Short exercise
Write the data out again in full, with no departure from the original.

[Stored records]
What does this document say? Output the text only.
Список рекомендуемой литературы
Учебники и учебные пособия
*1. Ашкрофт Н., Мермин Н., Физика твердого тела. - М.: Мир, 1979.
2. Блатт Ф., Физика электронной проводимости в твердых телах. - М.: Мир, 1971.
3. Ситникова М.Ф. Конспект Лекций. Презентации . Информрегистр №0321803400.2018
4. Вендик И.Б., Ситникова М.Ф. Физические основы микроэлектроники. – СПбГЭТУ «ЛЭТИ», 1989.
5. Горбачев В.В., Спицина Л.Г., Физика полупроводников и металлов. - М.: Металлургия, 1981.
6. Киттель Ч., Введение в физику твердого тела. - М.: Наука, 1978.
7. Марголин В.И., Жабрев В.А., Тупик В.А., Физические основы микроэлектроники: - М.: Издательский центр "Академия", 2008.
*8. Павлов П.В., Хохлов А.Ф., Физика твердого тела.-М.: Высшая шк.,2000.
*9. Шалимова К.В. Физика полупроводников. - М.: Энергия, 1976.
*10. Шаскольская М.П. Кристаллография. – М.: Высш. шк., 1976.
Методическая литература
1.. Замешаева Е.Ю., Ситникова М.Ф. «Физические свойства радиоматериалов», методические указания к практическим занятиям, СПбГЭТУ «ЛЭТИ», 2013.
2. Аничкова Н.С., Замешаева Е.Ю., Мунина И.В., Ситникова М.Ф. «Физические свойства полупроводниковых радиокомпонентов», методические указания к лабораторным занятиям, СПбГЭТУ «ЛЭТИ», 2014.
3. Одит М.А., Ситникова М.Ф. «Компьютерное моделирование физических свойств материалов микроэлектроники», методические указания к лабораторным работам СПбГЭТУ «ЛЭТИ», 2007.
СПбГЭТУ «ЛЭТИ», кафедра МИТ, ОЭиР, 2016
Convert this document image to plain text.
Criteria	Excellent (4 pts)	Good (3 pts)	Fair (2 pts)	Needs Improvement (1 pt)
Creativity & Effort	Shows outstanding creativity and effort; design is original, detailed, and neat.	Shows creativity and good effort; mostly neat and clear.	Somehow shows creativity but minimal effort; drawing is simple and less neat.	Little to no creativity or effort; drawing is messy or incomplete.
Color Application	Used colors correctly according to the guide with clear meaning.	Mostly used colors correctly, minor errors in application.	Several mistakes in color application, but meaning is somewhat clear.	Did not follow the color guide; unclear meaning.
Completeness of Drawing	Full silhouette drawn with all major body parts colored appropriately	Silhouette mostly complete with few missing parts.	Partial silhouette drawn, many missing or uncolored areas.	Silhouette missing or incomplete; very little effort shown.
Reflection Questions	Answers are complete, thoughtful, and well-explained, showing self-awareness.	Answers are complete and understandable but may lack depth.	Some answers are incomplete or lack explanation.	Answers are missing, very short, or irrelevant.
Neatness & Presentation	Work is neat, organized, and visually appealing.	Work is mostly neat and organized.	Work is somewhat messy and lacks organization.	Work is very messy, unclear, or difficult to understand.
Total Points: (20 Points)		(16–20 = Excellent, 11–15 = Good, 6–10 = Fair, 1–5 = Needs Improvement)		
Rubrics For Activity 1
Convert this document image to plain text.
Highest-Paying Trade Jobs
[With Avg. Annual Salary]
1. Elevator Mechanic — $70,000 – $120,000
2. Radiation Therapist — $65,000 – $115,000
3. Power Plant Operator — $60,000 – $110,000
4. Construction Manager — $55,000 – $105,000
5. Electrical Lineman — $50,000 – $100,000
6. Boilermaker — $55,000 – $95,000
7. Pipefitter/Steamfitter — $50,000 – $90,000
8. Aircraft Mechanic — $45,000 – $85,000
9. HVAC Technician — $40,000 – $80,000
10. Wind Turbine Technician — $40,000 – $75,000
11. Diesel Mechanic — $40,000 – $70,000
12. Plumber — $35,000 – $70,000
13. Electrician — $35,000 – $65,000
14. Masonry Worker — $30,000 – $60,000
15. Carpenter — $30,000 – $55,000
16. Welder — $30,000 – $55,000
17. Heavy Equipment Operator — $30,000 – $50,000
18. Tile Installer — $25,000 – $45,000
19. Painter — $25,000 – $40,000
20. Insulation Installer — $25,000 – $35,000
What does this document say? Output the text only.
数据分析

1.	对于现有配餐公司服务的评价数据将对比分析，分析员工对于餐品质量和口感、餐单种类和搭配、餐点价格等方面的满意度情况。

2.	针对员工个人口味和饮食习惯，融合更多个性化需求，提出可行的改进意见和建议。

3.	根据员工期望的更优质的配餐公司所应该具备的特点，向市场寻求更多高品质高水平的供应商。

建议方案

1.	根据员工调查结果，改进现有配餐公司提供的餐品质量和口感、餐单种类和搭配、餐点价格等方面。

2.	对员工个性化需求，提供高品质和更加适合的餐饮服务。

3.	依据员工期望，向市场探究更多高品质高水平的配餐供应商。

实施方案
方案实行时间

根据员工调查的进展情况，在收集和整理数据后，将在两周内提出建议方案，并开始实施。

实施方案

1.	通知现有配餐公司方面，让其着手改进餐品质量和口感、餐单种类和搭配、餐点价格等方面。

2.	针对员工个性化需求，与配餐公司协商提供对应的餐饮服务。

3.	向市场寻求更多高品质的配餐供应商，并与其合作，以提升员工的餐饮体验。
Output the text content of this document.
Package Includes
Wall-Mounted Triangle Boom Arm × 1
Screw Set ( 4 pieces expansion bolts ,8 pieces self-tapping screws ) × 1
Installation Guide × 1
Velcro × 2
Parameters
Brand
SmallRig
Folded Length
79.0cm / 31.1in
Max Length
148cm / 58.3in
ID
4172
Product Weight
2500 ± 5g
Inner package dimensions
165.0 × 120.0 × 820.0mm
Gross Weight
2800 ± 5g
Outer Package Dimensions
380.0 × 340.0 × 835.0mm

Reply
What does this document say? Output the text only.
Список рекомендуемой литературы
Учебники и учебные пособия
*1. Ашкрофт Н., Мермин Н., Физика твердого тела. - М.: Мир, 1979.
2. Блатт Ф., Физика электронной проводимости в твердых телах. - М.: Мир, 1971.
3. Ситникова М.Ф. Конспект Лекций. Презентации . Информрегистр №0321803400.2018
4. Вендик И.Б., Ситникова М.Ф. Физические основы микроэлектроники. – СПбГЭТУ «ЛЭТИ», 1989.
5. Горбачев В.В., Спицина Л.Г., Физика полупроводников и металлов. - М.: Металлургия, 1981.
6. Киттель Ч., Введение в физику твердого тела. - М.: Наука, 1978.
7. Марголин В.И., Жабрев В.А., Тупик В.А., Физические основы микроэлектроники: - М.: Издательский центр "Академия", 2008.
*8. Павлов П.В., Хохлов А.Ф., Физика твердого тела.-М.: Высшая шк.,2000.
*9. Шалимова К.В. Физика полупроводников. - М.: Энергия, 1976.
*10. Шаскольская М.П. Кристаллография. – М.: Высш. шк., 1976.
Методическая литература
1.. Замешаева Е.Ю., Ситникова М.Ф. «Физические свойства радиоматериалов», методические указания к практическим занятиям, СПбГЭТУ «ЛЭТИ», 2013.
2. Аничкова Н.С., Замешаева Е.Ю., Мунина И.В., Ситникова М.Ф. «Физические свойства полупроводниковых радиокомпонентов», методические указания к лабораторным занятиям, СПбГЭТУ «ЛЭТИ», 2014.
3. Одит М.А., Ситникова М.Ф. «Компьютерное моделирование физических свойств материалов микроэлектроники», методические указания к лабораторным работам СПбГЭТУ «ЛЭТИ», 2007.
СПбГЭТУ «ЛЭТИ», кафедра МИТ, ОЭиР, 2016
Convert this document image to plain text.
Criteria	Excellent (4 pts)	Good (3 pts)	Fair (2 pts)	Needs Improvement (1 pt)
Creativity & Effort	Shows outstanding creativity and effort; design is original, detailed, and neat.	Shows creativity and good effort; mostly neat and clear.	Somehow shows creativity but minimal effort; drawing is simple and less neat.	Little to no creativity or effort; drawing is messy or incomplete.
Color Application	Used colors correctly according to the guide with clear meaning.	Mostly used colors correctly, minor errors in application.	Several mistakes in color application, but meaning is somewhat clear.	Did not follow the color guide; unclear meaning.
Completeness of Drawing	Full silhouette drawn with all major body parts colored appropriately	Silhouette mostly complete with few missing parts.	Partial silhouette drawn, many missing or uncolored areas.	Silhouette missing or incomplete; very little effort shown.
Reflection Questions	Answers are complete, thoughtful, and well-explained, showing self-awareness.	Answers are complete and understandable but may lack depth.	Some answers are incomplete or lack explanation.	Answers are missing, very short, or irrelevant.
Neatness & Presentation	Work is neat, organized, and visually appealing.	Work is mostly neat and organized.	Work is somewhat messy and lacks organization.	Work is very messy, unclear, or difficult to understand.
Total Points: (20 Points)		(16–20 = Excellent, 11–15 = Good, 6–10 = Fair, 1–5 = Needs Improvement)		
Rubrics For Activity 1
Convert this document image to plain text.
Highest-Paying Trade Jobs
[With Avg. Annual Salary]
1. Elevator Mechanic — $70,000 – $120,000
2. Radiation Therapist — $65,000 – $115,000
3. Power Plant Operator — $60,000 – $110,000
4. Construction Manager — $55,000 – $105,000
5. Electrical Lineman — $50,000 – $100,000
6. Boilermaker — $55,000 – $95,000
7. Pipefitter/Steamfitter — $50,000 – $90,000
8. Aircraft Mechanic — $45,000 – $85,000
9. HVAC Technician — $40,000 – $80,000
10. Wind Turbine Technician — $40,000 – $75,000
11. Diesel Mechanic — $40,000 – $70,000
12. Plumber — $35,000 – $70,000
13. Electrician — $35,000 – $65,000
14. Masonry Worker — $30,000 – $60,000
15. Carpenter — $30,000 – $55,000
16. Welder — $30,000 – $55,000
17. Heavy Equipment Operator — $30,000 – $50,000
18. Tile Installer — $25,000 – $45,000
19. Painter — $25,000 – $40,000
20. Insulation Installer — $25,000 – $35,000
What does this document say? Output the text only.
数据分析

1.	对于现有配餐公司服务的评价数据将对比分析，分析员工对于餐品质量和口感、餐单种类和搭配、餐点价格等方面的满意度情况。

2.	针对员工个人口味和饮食习惯，融合更多个性化需求，提出可行的改进意见和建议。

3.	根据员工期望的更优质的配餐公司所应该具备的特点，向市场寻求更多高品质高水平的供应商。

建议方案

1.	根据员工调查结果，改进现有配餐公司提供的餐品质量和口感、餐单种类和搭配、餐点价格等方面。

2.	对员工个性化需求，提供高品质和更加适合的餐饮服务。

3.	依据员工期望，向市场探究更多高品质高水平的配餐供应商。

实施方案
方案实行时间

根据员工调查的进展情况，在收集和整理数据后，将在两周内提出建议方案，并开始实施。

实施方案

1.	通知现有配餐公司方面，让其着手改进餐品质量和口感、餐单种类和搭配、餐点价格等方面。

2.	针对员工个性化需求，与配餐公司协商提供对应的餐饮服务。

3.	向市场寻求更多高品质的配餐供应商，并与其合作，以提升员工的餐饮体验。
Output the text content of this document.
Package Includes
Wall-Mounted Triangle Boom Arm × 1
Screw Set ( 4 pieces expansion bolts ,8 pieces self-tapping screws ) × 1
Installation Guide × 1
Velcro × 2
Parameters
Brand
SmallRig
Folded Length
79.0cm / 31.1in
Max Length
148cm / 58.3in
ID
4172
Product Weight
2500 ± 5g
Inner package dimensions
165.0 × 120.0 × 820.0mm
Gross Weight
2800 ± 5g
Outer Package Dimensions
380.0 × 340.0 × 835.0mm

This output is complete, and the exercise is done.